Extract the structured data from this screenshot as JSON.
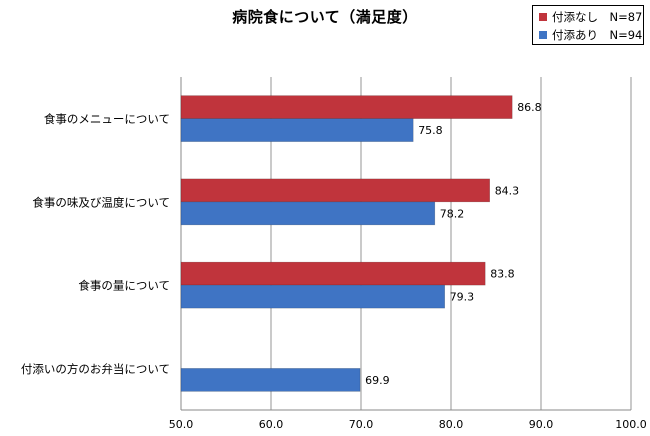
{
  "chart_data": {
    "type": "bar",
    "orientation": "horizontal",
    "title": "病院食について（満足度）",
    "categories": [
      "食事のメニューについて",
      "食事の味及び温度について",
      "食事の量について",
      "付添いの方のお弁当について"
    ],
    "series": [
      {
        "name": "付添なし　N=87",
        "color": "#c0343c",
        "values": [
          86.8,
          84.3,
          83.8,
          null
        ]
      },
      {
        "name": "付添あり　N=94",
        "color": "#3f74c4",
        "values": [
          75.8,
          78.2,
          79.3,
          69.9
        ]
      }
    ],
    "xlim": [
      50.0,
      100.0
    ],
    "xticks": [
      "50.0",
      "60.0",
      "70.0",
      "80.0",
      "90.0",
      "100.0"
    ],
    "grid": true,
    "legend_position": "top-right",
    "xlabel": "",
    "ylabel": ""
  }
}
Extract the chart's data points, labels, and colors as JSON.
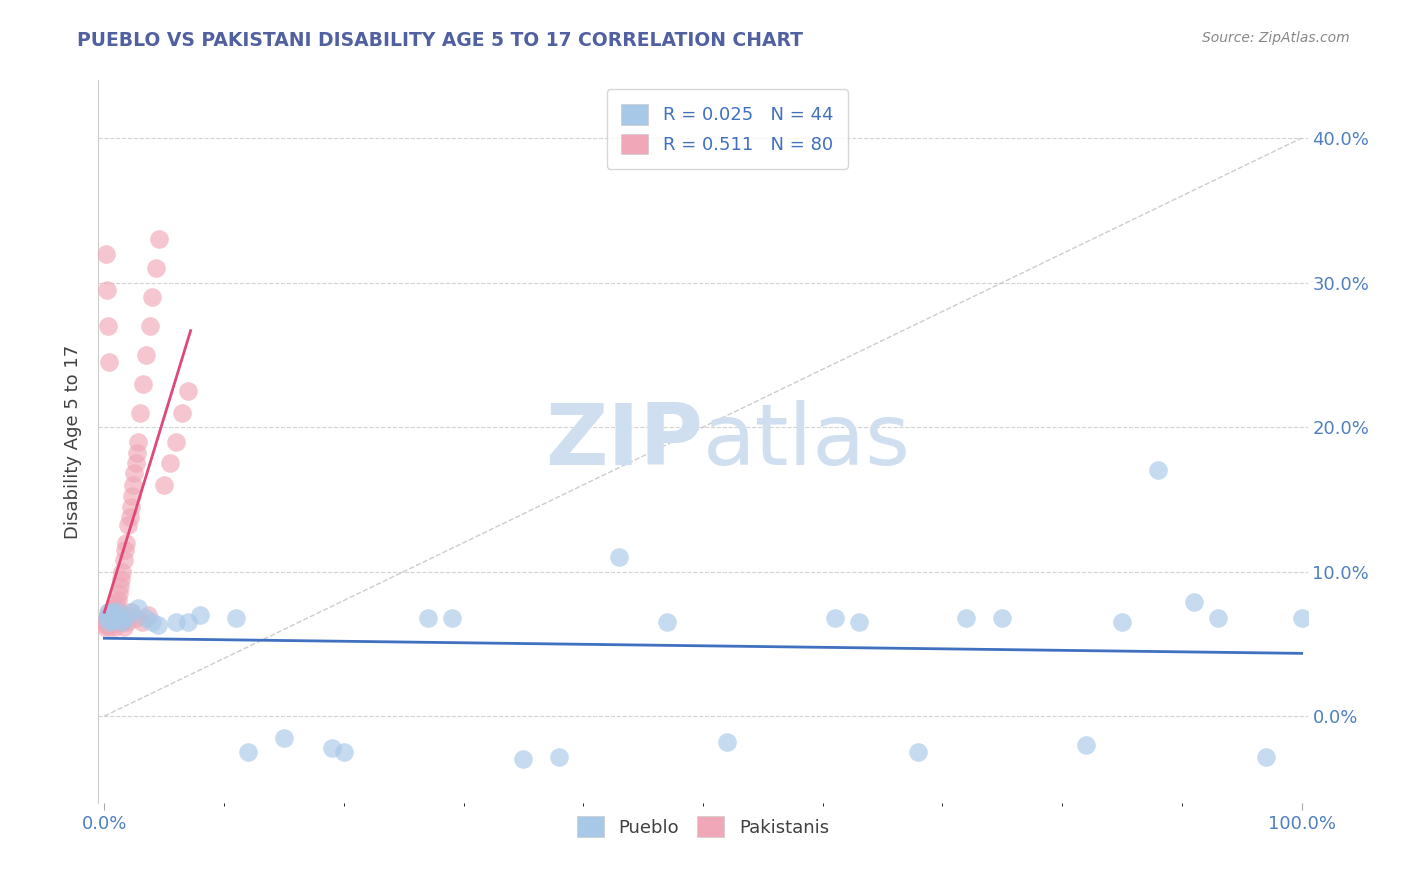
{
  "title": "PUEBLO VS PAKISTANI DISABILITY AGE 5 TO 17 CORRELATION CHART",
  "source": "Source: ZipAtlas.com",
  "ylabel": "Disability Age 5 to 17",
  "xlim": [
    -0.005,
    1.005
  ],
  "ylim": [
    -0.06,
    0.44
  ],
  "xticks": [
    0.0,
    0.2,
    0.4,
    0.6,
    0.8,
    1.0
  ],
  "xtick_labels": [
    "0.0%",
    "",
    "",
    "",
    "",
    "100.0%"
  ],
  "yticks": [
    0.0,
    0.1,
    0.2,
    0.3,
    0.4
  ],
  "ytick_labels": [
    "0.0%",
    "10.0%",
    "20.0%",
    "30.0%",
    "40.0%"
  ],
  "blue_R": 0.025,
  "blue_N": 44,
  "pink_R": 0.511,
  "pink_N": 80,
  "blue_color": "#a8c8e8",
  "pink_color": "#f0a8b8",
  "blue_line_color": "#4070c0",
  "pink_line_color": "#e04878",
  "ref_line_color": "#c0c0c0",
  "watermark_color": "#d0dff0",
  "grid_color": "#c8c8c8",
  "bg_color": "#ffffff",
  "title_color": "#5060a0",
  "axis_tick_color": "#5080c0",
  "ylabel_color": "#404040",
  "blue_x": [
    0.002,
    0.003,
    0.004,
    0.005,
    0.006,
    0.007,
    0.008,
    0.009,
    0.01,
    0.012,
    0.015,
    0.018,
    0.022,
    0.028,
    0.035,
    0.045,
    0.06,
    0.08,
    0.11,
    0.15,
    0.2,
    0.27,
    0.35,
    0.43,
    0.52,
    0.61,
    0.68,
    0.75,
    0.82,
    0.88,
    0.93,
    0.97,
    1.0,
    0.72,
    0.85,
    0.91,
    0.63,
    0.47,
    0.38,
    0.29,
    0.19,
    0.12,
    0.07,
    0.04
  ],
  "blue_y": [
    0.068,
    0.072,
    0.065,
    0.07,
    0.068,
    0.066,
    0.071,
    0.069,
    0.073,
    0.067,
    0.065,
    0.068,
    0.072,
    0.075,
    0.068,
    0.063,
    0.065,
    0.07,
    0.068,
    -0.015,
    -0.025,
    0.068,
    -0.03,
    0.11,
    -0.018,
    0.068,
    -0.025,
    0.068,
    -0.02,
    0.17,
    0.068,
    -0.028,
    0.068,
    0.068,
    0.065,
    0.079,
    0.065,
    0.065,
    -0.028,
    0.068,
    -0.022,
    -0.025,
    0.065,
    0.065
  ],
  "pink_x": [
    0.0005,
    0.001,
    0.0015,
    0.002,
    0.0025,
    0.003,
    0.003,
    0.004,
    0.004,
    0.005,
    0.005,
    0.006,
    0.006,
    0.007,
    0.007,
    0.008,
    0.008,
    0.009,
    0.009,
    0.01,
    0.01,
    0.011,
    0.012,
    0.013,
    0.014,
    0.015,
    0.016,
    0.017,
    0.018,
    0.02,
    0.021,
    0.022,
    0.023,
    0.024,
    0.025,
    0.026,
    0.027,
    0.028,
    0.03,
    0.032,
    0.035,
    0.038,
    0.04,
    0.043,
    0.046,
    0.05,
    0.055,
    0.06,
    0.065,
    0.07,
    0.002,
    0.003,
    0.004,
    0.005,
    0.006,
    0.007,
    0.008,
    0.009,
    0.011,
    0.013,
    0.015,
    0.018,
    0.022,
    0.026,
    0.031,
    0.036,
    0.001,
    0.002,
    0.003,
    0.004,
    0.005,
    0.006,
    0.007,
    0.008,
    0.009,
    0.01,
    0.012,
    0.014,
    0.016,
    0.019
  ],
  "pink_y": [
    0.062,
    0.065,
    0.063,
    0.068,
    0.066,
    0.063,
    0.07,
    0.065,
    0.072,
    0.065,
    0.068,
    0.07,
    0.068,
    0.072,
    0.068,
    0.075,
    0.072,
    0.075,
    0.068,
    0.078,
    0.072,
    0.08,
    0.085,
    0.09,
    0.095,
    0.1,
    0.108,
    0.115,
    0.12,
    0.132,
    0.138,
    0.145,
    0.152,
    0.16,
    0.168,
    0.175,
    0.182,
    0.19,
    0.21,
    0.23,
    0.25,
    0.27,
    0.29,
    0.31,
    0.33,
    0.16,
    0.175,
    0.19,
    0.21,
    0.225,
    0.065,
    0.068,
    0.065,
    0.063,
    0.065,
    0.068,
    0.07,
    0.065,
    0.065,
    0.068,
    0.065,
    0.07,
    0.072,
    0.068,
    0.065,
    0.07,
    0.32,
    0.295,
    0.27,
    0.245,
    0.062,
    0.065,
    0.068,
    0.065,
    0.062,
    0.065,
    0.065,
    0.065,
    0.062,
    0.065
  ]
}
##############################
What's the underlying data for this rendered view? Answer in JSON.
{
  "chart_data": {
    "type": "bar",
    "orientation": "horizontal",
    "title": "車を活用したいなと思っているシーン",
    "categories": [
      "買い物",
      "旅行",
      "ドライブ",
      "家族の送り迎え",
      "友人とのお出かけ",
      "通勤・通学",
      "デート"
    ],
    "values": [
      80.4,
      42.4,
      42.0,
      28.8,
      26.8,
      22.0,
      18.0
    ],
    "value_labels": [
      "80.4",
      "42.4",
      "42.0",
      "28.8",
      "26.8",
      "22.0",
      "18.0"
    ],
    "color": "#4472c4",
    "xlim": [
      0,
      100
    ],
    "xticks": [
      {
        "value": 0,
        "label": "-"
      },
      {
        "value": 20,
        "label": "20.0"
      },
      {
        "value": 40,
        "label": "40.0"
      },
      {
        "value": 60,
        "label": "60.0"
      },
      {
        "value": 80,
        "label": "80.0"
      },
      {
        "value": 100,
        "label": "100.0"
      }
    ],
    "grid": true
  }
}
##############################
→ **WHAT YOU WILL DO**
Search the records for the word "this", then list every line that has it.

→ **SOLUTION**
Extract the structured data from this screenshot as JSON.
What's the underlying data for this rendered view? Answer in JSON.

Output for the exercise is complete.